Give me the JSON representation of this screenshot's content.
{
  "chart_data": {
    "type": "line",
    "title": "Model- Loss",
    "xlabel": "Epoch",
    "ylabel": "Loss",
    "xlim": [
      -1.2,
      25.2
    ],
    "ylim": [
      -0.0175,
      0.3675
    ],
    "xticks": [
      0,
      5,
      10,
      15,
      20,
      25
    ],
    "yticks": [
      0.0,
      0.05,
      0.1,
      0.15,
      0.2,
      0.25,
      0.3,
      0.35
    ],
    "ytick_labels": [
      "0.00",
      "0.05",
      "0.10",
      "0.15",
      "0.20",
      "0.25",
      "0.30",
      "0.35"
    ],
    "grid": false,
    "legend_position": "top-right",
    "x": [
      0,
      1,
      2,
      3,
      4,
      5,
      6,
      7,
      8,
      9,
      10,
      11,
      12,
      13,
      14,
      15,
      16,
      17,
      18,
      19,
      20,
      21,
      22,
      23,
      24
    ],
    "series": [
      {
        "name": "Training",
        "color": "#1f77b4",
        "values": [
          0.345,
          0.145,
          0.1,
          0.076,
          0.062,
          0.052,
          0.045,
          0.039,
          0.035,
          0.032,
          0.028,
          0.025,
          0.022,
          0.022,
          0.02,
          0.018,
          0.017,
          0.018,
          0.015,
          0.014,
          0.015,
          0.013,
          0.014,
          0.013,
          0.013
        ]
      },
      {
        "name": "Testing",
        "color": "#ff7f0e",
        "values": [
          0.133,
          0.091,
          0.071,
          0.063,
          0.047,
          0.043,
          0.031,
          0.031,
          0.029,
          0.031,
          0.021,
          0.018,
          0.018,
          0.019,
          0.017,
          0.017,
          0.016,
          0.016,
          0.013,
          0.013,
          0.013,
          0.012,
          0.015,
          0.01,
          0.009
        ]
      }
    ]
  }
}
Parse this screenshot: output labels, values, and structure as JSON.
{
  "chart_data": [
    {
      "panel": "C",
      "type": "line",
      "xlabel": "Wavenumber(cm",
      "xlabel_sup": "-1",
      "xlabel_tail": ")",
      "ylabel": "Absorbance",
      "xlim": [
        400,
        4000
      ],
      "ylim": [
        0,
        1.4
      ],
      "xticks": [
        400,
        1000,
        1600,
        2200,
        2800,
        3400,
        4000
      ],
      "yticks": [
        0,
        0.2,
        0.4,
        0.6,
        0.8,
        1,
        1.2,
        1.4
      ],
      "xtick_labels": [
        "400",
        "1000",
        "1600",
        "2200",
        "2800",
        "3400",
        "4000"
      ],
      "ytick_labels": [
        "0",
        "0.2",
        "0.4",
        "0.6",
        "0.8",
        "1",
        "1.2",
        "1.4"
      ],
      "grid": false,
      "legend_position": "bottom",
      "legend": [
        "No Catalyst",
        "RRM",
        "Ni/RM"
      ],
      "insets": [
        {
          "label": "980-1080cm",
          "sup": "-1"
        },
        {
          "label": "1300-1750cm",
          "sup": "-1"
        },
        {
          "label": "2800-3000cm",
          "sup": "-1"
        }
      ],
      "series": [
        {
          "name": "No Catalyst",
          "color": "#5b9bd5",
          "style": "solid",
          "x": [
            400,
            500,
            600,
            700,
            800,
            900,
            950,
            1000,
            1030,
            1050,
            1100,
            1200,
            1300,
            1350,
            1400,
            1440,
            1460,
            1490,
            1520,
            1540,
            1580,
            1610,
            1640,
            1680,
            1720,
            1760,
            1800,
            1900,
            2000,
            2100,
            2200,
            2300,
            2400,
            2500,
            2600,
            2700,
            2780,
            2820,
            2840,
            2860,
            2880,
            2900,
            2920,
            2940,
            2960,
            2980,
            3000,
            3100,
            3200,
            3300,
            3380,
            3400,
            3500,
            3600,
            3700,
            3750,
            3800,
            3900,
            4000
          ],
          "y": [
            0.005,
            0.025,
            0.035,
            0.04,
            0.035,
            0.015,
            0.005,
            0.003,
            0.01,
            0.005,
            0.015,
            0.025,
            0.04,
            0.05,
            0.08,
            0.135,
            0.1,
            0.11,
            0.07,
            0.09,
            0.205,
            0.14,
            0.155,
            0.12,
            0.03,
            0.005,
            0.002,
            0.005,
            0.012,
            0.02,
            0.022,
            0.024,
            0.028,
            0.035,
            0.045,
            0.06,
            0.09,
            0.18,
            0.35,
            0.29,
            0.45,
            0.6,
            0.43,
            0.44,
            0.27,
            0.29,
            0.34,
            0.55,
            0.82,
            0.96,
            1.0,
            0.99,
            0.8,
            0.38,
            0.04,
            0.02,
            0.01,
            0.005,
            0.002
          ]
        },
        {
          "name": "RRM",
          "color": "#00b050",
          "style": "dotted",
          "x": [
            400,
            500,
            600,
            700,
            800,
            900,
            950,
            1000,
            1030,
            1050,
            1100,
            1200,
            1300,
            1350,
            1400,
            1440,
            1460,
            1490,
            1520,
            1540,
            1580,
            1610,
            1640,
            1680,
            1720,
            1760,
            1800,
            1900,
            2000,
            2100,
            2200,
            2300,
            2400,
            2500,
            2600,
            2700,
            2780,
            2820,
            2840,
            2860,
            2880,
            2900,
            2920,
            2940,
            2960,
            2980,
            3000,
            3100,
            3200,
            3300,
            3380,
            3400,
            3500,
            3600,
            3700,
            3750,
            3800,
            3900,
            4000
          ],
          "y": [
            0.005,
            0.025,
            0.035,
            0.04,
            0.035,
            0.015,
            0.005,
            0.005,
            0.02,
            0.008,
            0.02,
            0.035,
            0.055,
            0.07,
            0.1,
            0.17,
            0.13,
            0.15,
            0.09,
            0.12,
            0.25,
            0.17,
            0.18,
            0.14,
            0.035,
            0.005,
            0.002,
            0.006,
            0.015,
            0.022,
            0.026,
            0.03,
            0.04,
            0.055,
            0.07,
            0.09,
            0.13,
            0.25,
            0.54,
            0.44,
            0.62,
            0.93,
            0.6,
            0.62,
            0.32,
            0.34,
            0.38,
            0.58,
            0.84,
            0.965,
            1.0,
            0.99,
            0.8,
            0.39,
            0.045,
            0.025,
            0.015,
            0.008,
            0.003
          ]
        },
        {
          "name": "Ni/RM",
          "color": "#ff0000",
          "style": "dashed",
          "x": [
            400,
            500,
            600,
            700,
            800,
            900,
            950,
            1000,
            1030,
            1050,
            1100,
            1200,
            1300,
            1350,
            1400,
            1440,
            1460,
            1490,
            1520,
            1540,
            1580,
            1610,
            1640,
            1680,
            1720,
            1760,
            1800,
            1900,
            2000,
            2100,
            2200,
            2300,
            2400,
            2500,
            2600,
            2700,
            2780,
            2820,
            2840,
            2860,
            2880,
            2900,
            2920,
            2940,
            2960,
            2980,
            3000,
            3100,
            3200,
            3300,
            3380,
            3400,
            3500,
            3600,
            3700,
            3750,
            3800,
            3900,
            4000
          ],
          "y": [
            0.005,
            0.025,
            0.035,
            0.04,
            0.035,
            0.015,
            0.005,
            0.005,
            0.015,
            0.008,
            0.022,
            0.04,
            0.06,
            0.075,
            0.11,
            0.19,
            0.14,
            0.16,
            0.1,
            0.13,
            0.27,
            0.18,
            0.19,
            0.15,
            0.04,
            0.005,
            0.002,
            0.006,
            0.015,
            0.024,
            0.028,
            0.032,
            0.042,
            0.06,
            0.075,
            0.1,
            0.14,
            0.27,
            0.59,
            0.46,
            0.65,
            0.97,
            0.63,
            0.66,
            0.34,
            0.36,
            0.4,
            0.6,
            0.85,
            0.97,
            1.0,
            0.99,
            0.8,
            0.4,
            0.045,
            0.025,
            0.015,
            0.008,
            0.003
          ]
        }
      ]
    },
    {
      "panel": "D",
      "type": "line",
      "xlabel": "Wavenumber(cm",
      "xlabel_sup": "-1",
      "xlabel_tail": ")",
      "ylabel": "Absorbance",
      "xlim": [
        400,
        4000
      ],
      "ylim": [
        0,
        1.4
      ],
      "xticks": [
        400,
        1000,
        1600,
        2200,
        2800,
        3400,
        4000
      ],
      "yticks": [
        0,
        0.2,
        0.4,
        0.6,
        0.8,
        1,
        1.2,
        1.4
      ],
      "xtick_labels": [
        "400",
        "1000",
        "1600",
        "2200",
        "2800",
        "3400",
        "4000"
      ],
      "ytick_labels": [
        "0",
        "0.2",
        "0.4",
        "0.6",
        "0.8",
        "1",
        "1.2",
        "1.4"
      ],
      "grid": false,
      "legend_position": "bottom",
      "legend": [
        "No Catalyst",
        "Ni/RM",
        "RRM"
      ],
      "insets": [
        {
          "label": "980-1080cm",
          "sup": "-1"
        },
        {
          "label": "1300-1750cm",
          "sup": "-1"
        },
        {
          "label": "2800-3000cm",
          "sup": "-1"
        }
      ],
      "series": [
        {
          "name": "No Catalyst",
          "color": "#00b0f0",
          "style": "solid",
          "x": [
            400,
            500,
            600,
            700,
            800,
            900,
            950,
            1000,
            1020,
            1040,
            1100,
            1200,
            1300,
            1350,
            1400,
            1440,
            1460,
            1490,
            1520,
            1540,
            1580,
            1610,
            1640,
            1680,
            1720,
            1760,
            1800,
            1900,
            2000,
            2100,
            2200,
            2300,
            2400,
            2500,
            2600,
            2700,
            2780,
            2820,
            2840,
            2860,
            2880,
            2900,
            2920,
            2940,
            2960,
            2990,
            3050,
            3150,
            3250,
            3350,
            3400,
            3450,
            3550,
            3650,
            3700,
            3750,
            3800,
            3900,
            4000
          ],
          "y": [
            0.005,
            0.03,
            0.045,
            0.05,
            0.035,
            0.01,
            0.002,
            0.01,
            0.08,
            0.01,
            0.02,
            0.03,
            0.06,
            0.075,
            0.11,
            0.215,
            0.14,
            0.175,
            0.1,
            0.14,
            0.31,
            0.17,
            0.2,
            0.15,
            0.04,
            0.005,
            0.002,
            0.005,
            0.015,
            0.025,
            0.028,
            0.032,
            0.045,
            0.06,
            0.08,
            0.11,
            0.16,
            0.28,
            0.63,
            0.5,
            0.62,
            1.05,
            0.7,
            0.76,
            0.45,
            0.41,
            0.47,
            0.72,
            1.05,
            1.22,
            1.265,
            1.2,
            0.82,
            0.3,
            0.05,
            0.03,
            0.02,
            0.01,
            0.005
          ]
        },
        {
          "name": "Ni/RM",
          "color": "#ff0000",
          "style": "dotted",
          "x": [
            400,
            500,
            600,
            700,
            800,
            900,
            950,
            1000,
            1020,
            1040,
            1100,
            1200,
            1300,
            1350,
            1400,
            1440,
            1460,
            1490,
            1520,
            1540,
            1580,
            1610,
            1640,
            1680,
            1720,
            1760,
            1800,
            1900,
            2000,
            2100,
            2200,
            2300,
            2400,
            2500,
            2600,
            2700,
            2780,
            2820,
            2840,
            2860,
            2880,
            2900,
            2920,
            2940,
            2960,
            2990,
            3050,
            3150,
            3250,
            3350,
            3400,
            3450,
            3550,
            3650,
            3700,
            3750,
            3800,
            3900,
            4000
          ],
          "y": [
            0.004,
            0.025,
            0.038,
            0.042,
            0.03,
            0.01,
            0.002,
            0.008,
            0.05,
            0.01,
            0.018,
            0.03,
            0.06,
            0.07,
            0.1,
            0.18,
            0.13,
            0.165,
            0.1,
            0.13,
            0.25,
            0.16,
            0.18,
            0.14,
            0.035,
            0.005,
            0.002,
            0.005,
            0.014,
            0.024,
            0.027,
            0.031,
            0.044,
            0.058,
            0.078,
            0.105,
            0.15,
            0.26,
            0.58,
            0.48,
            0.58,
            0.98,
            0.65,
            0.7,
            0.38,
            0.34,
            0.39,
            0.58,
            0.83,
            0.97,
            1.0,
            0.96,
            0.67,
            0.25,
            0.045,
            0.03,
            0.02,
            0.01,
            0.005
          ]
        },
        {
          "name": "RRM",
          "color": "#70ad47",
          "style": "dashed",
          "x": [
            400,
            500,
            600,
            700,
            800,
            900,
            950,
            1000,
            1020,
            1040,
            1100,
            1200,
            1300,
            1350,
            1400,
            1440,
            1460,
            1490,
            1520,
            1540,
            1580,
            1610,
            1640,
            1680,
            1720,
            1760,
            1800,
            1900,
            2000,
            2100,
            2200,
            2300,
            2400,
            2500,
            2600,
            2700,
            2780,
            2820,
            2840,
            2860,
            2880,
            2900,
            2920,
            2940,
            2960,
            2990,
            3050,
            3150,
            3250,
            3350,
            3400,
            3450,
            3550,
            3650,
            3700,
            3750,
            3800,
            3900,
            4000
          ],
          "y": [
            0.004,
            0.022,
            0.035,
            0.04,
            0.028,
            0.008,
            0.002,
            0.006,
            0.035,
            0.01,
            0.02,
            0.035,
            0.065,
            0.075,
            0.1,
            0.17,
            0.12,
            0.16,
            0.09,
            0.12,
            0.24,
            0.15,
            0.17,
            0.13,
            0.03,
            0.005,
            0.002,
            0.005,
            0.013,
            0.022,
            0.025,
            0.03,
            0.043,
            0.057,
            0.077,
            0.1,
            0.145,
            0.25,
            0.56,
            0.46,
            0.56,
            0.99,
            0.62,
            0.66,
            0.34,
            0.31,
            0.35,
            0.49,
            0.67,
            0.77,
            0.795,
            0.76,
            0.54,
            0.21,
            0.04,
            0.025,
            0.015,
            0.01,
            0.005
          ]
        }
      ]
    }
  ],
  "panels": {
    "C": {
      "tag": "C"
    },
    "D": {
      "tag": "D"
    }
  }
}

> [WHAT YOU SHOULD DO]: How many lines in the data contain the string "screenshot"? Respond with the number only.

> [OUTPUT OF THE TASK]: 2